--- Start RECORDS SHOWN ---
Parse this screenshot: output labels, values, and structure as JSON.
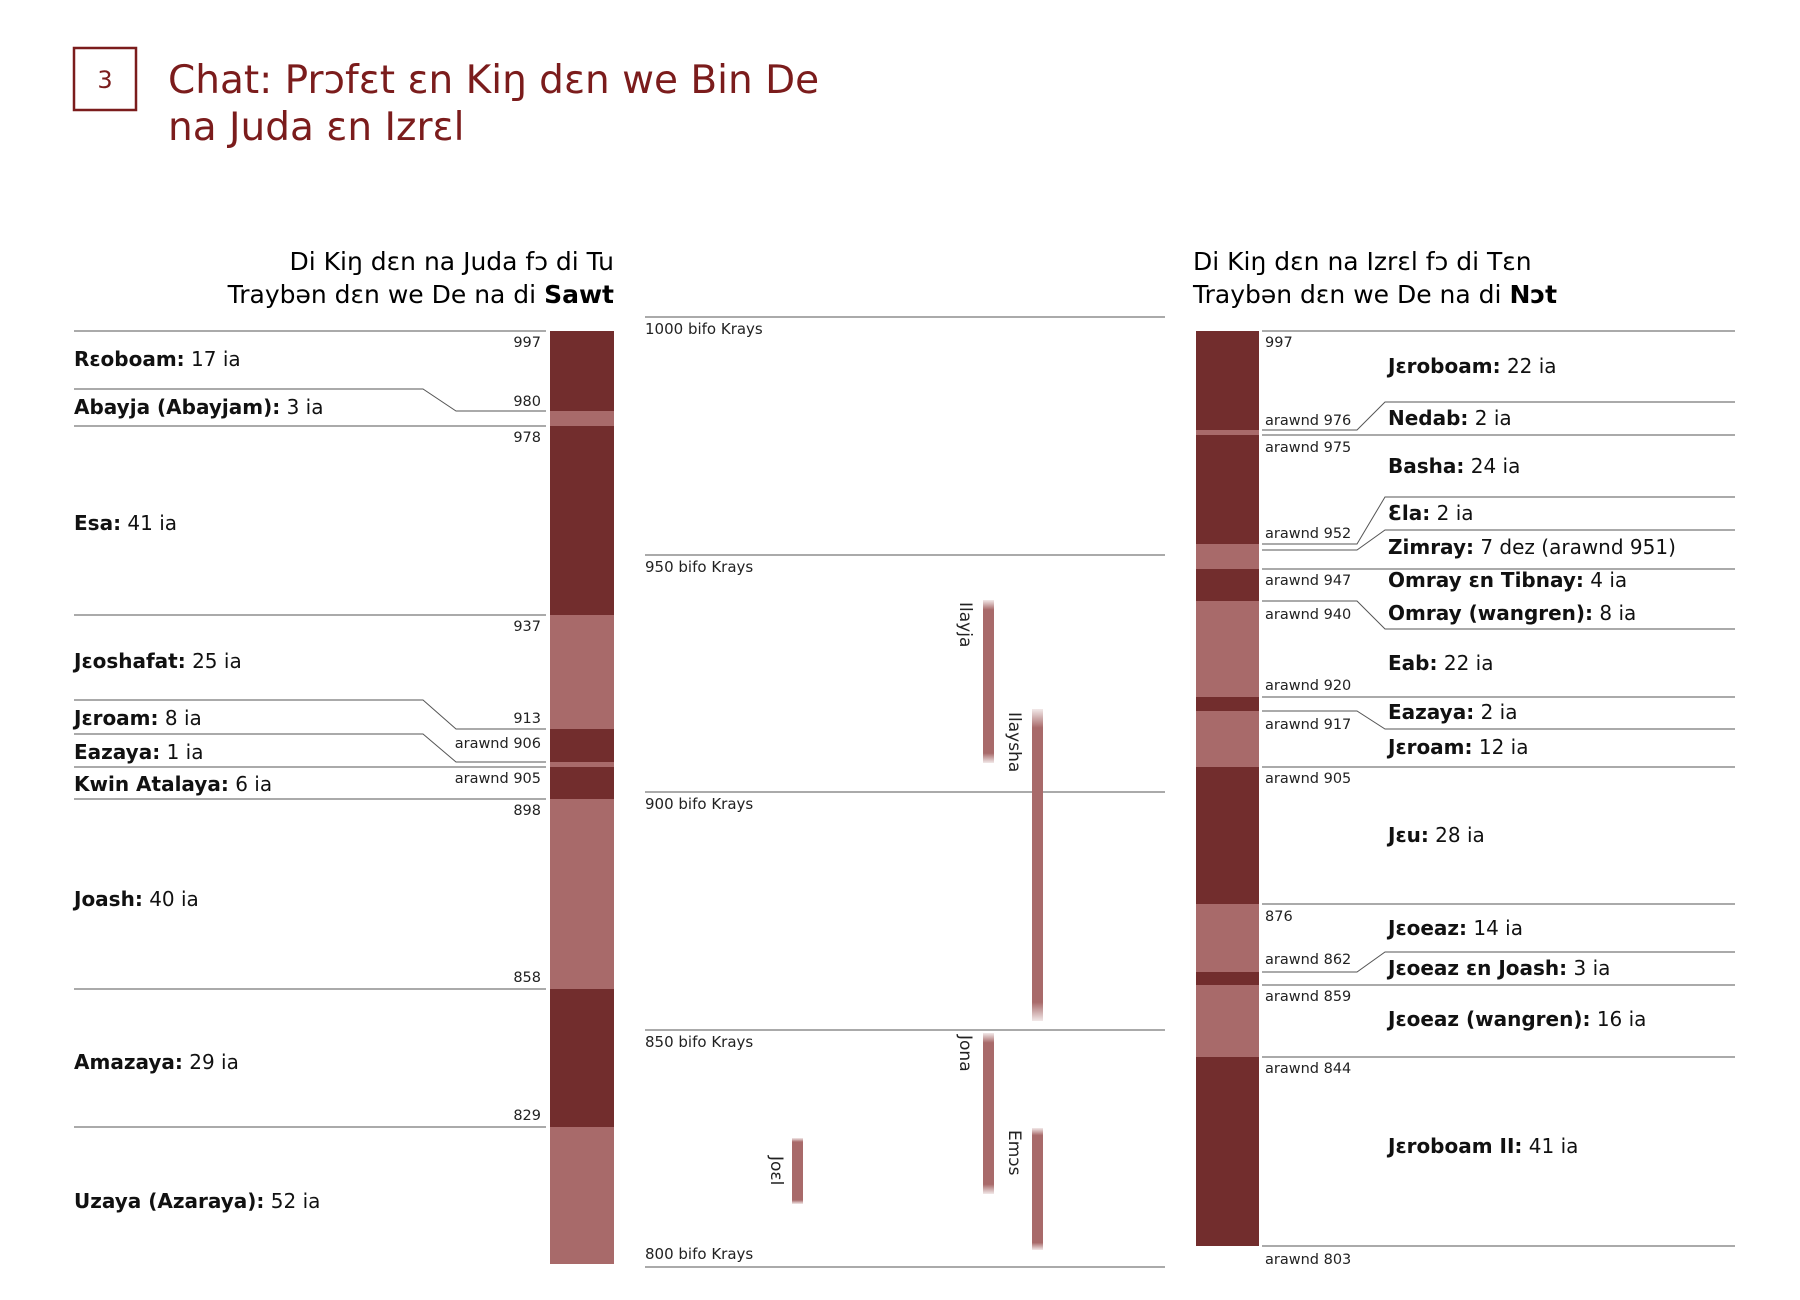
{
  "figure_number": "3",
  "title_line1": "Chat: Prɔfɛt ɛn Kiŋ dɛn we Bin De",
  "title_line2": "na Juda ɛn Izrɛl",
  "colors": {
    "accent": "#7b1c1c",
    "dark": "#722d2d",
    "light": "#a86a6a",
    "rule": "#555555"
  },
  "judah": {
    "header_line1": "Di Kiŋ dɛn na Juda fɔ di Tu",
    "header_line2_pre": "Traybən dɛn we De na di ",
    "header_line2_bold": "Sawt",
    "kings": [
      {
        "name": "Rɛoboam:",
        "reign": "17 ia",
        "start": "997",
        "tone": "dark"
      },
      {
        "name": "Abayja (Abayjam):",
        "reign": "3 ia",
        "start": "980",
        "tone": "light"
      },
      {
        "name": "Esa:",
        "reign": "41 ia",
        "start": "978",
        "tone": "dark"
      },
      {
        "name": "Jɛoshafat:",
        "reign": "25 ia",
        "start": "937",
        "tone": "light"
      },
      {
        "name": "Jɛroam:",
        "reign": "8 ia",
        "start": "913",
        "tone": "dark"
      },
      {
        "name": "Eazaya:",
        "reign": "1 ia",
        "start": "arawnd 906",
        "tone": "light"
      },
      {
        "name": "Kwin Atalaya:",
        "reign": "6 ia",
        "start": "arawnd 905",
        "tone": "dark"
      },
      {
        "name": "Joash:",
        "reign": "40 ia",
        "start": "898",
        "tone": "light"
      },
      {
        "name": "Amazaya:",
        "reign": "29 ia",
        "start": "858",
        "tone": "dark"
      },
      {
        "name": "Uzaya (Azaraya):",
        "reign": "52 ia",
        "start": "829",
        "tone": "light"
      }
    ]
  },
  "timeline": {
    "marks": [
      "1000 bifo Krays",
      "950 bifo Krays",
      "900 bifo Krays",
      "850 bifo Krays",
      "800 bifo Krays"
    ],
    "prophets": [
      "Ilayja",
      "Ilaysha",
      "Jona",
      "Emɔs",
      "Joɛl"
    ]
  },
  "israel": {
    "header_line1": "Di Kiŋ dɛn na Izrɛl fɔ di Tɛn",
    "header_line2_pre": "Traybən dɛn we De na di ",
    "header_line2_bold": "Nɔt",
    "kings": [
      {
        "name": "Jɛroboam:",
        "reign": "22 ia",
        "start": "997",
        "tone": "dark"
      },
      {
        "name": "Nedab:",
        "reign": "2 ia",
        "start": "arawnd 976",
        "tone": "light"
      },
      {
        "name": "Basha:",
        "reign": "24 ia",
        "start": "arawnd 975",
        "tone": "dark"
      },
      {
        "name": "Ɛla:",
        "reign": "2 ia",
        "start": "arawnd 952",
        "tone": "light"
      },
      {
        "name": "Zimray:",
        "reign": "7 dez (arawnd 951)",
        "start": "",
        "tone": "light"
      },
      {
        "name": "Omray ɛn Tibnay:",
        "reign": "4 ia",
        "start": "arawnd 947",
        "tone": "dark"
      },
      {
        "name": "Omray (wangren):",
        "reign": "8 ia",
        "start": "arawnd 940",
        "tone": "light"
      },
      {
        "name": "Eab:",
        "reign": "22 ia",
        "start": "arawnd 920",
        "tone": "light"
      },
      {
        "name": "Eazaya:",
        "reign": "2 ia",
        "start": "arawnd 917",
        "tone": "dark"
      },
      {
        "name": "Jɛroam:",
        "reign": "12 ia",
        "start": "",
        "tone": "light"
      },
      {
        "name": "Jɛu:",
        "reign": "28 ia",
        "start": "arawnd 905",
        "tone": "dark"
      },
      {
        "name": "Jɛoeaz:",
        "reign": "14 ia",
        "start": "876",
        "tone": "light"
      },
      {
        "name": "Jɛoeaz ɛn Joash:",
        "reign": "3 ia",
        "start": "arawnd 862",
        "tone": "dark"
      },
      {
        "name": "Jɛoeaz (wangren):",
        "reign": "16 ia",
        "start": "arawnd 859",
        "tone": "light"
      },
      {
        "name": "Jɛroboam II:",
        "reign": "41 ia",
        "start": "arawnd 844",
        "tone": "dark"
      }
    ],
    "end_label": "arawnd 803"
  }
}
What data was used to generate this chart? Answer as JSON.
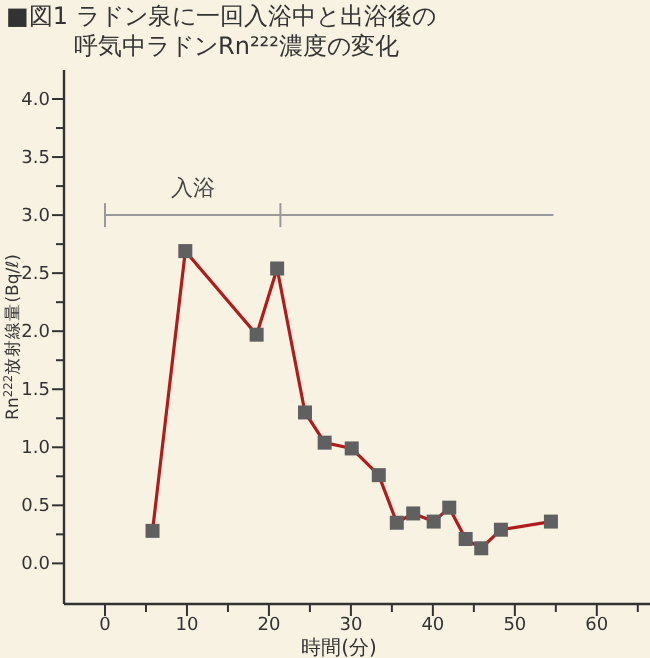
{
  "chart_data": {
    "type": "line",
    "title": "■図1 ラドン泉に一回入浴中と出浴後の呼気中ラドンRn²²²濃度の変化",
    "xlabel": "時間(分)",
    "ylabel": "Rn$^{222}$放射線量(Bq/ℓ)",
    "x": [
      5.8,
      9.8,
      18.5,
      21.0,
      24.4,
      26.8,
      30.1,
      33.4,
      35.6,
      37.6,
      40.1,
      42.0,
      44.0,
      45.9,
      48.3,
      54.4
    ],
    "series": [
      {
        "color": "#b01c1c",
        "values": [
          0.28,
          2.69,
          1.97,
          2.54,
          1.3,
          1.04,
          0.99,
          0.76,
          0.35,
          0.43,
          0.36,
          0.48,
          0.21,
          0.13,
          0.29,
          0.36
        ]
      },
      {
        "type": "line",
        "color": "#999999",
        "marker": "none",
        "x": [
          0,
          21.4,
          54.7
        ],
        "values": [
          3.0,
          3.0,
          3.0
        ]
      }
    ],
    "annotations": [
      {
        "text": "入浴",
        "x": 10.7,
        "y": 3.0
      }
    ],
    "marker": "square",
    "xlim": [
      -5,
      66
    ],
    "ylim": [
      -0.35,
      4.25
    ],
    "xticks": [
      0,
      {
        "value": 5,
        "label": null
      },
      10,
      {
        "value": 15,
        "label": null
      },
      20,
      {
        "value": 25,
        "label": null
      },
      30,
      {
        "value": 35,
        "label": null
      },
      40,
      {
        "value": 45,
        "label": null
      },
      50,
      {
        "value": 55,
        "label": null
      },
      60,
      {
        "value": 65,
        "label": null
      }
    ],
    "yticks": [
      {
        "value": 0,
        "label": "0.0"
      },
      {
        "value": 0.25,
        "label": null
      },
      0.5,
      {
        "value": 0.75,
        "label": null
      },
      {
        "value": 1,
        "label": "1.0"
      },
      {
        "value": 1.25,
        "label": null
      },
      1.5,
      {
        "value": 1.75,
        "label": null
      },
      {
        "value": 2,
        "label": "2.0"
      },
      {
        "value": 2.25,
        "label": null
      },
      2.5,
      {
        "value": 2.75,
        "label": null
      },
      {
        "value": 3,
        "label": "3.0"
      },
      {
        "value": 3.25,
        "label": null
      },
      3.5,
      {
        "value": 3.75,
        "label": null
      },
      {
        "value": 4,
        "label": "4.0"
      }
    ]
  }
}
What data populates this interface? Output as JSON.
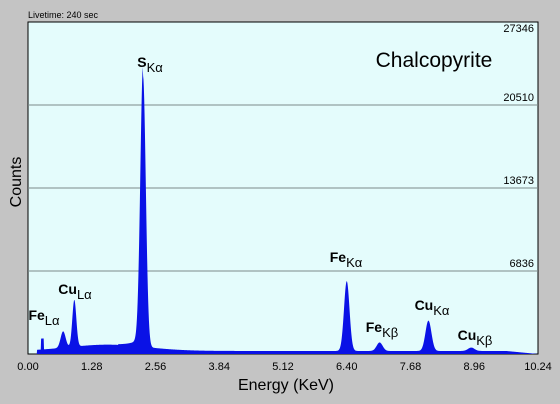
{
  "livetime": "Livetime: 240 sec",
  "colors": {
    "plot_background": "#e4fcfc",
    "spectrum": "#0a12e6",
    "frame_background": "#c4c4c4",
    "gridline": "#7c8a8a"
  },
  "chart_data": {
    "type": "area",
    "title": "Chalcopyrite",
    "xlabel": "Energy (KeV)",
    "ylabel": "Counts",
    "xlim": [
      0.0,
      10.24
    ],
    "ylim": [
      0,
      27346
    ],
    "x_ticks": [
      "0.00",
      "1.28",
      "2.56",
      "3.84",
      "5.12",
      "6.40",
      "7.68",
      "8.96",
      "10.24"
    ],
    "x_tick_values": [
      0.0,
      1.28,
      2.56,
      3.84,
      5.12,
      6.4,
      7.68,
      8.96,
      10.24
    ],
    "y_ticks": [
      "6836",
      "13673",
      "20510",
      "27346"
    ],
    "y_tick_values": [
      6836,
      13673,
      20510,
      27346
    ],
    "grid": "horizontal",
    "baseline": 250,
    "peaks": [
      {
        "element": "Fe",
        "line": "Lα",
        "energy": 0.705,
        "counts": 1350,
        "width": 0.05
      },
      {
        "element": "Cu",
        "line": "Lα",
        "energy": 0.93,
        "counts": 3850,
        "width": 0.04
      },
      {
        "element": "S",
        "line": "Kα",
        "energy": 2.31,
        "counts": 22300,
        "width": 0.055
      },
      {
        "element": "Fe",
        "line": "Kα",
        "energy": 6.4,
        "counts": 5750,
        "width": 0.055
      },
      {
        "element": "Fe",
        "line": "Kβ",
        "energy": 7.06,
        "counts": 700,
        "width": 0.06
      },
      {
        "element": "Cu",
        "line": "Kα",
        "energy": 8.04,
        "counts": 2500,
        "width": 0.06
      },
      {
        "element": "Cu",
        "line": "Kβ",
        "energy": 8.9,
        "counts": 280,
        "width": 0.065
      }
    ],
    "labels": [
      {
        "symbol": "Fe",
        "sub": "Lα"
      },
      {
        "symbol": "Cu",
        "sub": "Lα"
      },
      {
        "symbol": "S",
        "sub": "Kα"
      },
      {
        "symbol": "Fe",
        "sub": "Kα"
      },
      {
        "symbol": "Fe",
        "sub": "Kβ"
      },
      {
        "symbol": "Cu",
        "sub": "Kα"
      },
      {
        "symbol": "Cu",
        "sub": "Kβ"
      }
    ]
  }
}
--- End RECORDS SHOWN ---
[DIRECTIONS FOR THIS TASK]: All lines holding the word "Izrɛl" should be picked out and copied.

[FINAL RESULT]:
  "title_line2": "na Juda ɛn Izrɛl",
    "header_line1": "Di Kiŋ dɛn na Izrɛl fɔ di Tɛn",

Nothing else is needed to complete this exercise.